→ **RECORD SET**
━━━━
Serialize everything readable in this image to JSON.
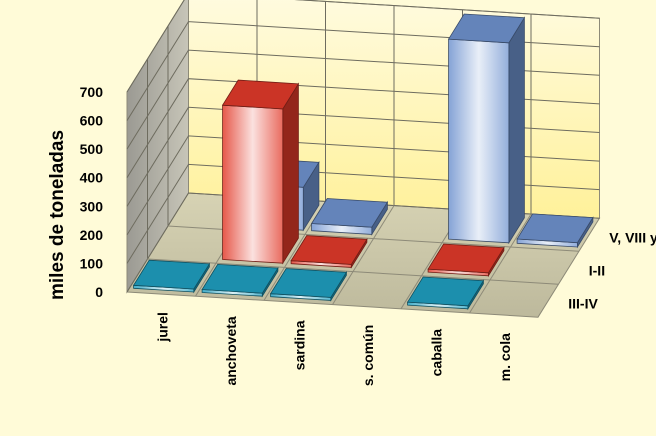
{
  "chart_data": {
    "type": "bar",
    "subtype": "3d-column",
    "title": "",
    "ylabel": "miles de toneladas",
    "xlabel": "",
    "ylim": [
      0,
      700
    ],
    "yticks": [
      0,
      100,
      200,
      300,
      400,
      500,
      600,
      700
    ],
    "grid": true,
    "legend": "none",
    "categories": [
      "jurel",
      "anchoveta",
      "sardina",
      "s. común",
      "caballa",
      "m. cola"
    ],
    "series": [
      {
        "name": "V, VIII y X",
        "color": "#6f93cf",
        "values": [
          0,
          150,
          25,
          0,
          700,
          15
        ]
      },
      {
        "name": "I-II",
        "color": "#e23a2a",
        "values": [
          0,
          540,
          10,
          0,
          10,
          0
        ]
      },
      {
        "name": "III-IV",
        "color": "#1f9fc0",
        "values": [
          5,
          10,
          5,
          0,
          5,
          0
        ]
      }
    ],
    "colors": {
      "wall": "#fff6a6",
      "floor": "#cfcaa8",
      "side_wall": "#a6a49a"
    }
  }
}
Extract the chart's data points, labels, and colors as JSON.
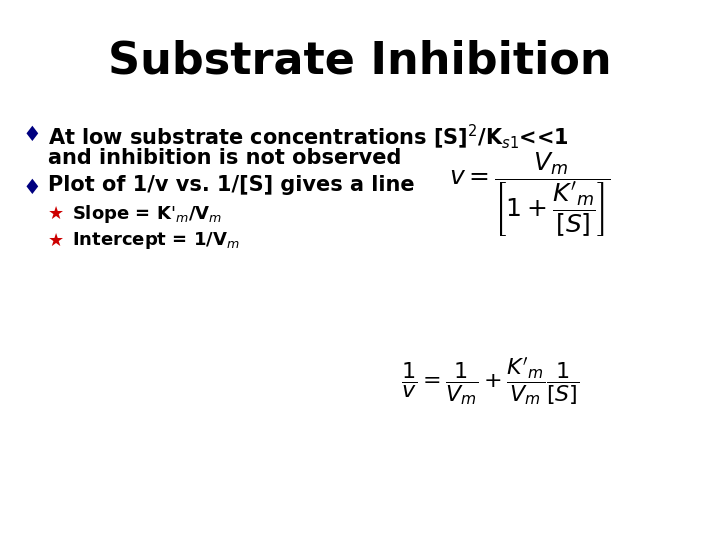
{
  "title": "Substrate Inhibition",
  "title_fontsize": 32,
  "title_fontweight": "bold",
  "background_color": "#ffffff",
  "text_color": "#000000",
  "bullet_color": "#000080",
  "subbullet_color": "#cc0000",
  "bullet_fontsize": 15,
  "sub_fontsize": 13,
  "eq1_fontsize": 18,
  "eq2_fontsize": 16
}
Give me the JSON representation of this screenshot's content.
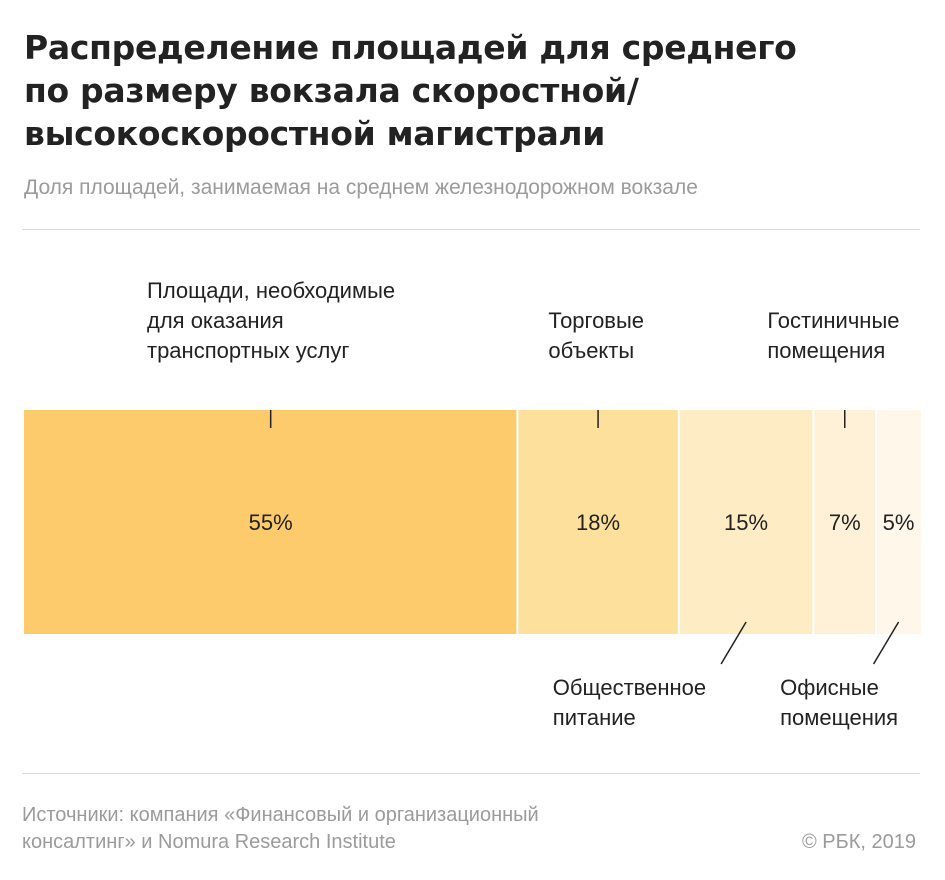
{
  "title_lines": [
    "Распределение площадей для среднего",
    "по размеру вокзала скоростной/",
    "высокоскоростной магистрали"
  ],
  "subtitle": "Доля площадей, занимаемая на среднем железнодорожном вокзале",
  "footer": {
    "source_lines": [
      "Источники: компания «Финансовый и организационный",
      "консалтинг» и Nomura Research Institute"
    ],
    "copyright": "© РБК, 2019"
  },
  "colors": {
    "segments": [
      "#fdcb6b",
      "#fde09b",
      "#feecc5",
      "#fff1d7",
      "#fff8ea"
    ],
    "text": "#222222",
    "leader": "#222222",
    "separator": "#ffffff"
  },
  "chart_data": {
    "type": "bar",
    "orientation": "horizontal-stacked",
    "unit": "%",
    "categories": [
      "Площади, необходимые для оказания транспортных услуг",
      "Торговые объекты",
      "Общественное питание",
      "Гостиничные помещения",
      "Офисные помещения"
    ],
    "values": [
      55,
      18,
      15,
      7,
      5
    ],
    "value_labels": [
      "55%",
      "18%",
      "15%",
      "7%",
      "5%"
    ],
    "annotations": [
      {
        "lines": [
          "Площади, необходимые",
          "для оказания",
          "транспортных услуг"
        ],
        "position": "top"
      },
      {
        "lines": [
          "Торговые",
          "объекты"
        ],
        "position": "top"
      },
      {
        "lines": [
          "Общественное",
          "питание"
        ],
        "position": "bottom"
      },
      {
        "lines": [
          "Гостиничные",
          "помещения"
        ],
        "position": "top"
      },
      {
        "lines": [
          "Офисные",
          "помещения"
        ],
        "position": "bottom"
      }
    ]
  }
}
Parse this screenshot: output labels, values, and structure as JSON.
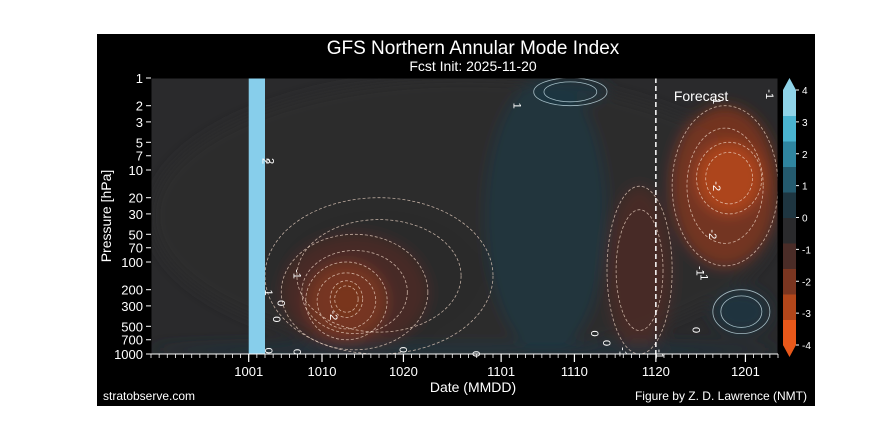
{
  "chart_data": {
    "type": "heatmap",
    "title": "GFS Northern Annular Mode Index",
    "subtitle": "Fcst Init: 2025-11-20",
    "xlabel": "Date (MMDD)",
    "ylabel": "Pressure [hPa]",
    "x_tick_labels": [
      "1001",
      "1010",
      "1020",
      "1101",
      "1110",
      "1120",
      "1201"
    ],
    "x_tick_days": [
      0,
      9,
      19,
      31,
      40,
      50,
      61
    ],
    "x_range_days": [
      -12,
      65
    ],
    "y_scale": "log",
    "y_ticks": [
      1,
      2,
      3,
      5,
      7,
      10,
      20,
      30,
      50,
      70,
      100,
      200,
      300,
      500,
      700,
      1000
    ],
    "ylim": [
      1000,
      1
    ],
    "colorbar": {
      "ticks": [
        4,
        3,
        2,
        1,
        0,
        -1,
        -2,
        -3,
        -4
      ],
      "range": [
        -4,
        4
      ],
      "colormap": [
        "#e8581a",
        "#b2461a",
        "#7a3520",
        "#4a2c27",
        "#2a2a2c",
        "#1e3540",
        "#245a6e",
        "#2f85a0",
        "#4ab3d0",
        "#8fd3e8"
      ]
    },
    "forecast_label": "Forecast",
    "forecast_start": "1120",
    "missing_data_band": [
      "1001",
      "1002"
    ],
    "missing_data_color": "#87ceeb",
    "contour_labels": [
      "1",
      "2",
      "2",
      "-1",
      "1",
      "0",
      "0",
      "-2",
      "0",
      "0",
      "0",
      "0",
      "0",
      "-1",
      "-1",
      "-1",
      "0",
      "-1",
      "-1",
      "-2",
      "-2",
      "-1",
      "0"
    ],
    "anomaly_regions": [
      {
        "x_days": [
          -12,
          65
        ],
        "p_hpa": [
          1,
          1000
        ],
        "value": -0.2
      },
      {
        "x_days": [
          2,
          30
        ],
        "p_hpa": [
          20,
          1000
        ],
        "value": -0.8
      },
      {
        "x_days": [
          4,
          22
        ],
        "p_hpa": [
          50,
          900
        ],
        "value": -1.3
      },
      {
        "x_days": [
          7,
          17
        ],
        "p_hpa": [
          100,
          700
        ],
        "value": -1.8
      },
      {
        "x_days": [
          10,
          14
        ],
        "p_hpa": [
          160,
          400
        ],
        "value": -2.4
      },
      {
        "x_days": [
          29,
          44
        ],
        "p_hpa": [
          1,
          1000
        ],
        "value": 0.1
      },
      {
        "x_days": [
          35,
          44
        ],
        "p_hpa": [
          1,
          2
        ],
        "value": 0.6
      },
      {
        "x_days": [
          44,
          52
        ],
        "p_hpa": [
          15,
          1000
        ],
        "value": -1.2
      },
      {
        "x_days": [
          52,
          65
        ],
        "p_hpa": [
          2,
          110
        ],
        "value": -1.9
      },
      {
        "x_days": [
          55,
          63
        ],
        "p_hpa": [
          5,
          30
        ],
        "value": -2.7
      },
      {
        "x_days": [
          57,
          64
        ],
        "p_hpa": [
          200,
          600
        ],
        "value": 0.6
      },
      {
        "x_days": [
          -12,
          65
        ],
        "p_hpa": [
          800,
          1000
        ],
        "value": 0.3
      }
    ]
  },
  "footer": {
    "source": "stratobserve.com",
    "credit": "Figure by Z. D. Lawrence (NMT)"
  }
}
━━━━
→ **INSTRUCTIONS TO FOLLOW**
Going through the records above, state how many lines carry "Общественное", with no other text.

→ **WORKED SOLUTION**
2